Data tied to figure images
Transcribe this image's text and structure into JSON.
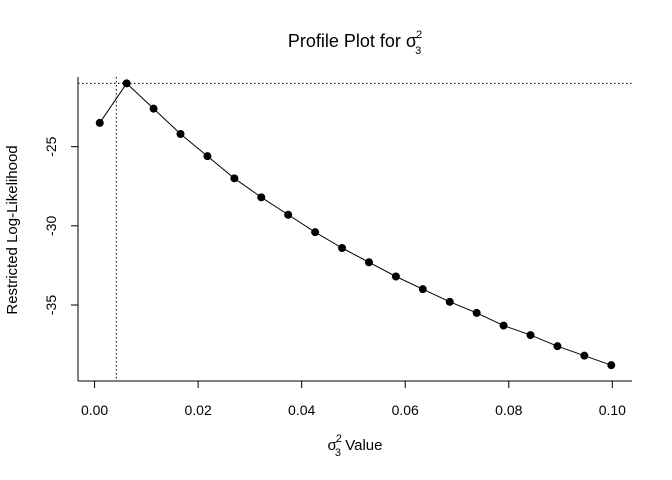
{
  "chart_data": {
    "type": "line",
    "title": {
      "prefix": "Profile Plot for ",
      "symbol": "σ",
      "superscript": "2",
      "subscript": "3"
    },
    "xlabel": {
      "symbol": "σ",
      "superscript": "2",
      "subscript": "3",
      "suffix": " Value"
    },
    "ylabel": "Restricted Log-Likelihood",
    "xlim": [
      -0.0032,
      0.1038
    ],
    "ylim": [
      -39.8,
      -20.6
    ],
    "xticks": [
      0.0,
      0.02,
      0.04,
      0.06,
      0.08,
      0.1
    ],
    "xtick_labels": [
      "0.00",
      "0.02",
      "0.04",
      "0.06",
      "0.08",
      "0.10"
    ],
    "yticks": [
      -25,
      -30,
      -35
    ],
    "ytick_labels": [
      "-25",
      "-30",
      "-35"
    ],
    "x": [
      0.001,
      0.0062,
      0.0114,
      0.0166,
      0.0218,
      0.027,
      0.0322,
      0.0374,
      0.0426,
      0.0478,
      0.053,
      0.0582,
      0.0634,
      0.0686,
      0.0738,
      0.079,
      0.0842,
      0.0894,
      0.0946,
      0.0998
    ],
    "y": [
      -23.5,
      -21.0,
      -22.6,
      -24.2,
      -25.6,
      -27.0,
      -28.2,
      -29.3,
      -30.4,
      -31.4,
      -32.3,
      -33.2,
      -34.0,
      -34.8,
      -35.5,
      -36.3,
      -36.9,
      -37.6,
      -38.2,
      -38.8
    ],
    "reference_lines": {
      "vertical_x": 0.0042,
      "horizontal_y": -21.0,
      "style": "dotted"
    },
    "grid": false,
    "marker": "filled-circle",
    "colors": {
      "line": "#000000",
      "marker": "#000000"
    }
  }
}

* * *

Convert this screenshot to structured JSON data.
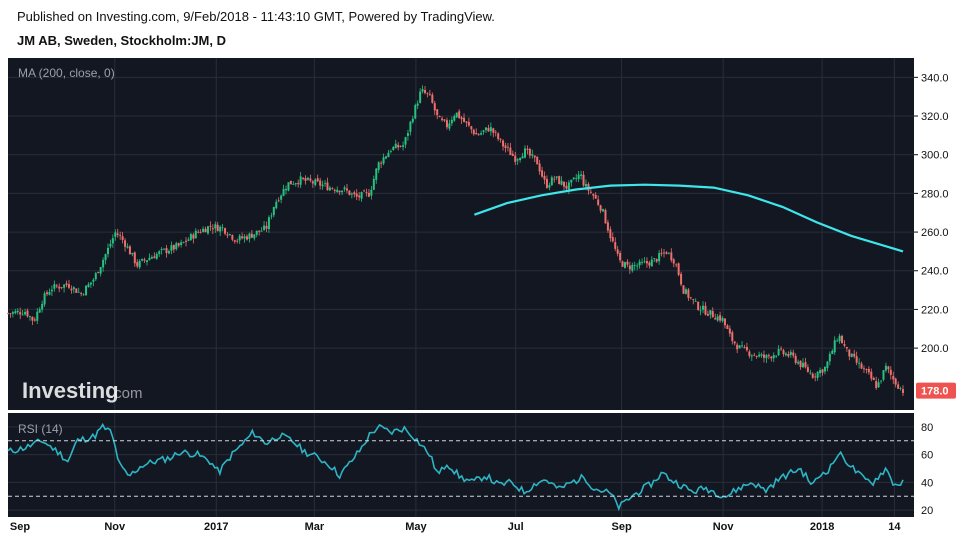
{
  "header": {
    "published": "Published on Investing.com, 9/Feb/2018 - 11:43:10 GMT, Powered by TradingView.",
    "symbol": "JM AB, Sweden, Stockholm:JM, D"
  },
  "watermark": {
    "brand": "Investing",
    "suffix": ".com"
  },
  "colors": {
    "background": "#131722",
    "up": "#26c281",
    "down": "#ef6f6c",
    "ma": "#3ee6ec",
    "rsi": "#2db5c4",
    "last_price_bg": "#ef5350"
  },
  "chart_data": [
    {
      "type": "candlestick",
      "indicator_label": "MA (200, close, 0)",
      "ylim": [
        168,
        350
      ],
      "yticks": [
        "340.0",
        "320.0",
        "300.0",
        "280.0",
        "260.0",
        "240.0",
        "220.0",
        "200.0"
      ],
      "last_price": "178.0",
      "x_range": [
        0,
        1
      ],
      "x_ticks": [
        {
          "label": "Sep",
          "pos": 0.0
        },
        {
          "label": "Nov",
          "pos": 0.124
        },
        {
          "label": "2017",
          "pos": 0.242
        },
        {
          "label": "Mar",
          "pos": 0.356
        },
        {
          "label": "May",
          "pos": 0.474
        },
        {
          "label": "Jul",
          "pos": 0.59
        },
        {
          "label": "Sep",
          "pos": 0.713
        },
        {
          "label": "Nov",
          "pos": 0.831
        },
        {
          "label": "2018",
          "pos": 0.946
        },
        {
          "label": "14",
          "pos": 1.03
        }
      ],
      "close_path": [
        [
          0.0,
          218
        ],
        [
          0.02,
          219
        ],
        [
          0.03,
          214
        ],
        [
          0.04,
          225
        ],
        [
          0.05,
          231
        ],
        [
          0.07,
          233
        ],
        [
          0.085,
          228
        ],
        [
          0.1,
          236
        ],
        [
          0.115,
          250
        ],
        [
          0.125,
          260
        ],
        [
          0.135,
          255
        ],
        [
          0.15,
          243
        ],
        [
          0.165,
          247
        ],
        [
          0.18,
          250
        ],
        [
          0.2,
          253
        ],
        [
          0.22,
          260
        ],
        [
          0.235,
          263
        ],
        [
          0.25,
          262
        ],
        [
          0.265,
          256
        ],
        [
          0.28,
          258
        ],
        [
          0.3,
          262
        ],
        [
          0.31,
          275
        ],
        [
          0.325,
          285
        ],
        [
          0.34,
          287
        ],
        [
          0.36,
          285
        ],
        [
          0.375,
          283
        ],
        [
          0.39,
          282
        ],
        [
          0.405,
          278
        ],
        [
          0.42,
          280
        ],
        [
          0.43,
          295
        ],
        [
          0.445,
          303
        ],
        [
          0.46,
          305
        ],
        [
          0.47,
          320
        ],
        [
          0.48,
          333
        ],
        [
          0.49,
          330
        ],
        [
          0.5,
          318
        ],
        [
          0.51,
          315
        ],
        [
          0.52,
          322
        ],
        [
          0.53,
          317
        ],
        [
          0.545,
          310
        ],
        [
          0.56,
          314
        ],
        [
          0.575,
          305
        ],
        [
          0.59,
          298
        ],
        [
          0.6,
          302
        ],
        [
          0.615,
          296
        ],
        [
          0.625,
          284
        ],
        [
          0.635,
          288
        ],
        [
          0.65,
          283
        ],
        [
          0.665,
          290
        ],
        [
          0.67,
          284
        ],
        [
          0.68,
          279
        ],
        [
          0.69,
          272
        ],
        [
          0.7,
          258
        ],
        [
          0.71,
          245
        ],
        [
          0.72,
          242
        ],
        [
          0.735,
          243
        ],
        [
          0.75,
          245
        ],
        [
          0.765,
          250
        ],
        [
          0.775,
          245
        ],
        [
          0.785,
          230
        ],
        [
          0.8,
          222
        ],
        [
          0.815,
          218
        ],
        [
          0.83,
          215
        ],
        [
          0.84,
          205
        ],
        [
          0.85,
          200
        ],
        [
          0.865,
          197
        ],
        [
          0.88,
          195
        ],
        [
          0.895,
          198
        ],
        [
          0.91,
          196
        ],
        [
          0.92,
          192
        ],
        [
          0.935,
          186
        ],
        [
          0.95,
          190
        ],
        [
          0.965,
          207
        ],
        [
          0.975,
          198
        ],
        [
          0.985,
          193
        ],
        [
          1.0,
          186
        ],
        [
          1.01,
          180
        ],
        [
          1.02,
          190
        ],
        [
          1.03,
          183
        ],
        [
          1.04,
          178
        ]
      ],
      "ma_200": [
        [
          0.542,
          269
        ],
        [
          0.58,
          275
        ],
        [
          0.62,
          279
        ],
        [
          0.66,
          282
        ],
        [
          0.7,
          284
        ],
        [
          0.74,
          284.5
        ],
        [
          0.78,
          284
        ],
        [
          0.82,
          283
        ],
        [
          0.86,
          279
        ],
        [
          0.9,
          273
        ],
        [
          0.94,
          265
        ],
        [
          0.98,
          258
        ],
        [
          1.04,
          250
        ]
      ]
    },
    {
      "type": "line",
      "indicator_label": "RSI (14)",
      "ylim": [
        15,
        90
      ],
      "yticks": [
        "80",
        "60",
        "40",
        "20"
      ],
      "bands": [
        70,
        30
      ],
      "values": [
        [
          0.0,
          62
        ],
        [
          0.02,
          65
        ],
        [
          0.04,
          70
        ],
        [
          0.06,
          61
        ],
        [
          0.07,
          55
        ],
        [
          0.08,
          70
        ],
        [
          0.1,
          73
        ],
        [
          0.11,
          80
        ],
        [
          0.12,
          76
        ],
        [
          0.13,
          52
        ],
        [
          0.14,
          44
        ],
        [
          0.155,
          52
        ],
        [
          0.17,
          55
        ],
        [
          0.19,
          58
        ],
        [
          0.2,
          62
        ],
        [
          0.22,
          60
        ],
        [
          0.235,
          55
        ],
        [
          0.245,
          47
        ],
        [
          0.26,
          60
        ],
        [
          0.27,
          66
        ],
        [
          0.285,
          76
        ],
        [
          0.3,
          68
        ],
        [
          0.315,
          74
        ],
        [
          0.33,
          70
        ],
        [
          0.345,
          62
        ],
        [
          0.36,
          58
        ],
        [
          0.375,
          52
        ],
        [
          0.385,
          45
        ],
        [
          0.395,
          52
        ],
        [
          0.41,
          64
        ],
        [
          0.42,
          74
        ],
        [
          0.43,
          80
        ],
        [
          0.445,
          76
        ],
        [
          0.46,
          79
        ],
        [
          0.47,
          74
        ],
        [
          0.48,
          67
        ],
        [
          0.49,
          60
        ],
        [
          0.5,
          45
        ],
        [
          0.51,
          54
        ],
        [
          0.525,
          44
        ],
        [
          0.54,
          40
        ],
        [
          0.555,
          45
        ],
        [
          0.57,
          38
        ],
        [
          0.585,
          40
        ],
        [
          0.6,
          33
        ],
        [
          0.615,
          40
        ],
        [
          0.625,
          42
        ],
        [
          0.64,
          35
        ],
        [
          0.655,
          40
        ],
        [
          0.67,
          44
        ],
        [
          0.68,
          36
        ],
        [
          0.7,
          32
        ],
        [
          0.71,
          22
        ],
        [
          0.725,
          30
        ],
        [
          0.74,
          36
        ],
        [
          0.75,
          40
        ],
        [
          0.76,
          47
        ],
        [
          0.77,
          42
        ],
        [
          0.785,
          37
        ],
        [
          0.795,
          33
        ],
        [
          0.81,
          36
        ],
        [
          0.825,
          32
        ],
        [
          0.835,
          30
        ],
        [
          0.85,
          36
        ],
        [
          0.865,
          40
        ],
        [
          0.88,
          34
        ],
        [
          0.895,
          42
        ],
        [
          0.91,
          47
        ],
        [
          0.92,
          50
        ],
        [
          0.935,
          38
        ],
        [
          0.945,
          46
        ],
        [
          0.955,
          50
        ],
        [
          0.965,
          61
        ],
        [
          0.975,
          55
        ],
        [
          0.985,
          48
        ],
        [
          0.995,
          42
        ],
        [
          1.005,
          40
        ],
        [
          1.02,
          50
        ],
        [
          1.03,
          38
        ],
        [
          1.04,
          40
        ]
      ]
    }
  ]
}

**DIRECTIONS FOR THIS TASK**
Search the lines for "Investing". Copy each line that has it.

**RESPONSE FOR THIS EXERCISE**
    "published": "Published on Investing.com, 9/Feb/2018 - 11:43:10 GMT, Powered by TradingView.",
    "brand": "Investing",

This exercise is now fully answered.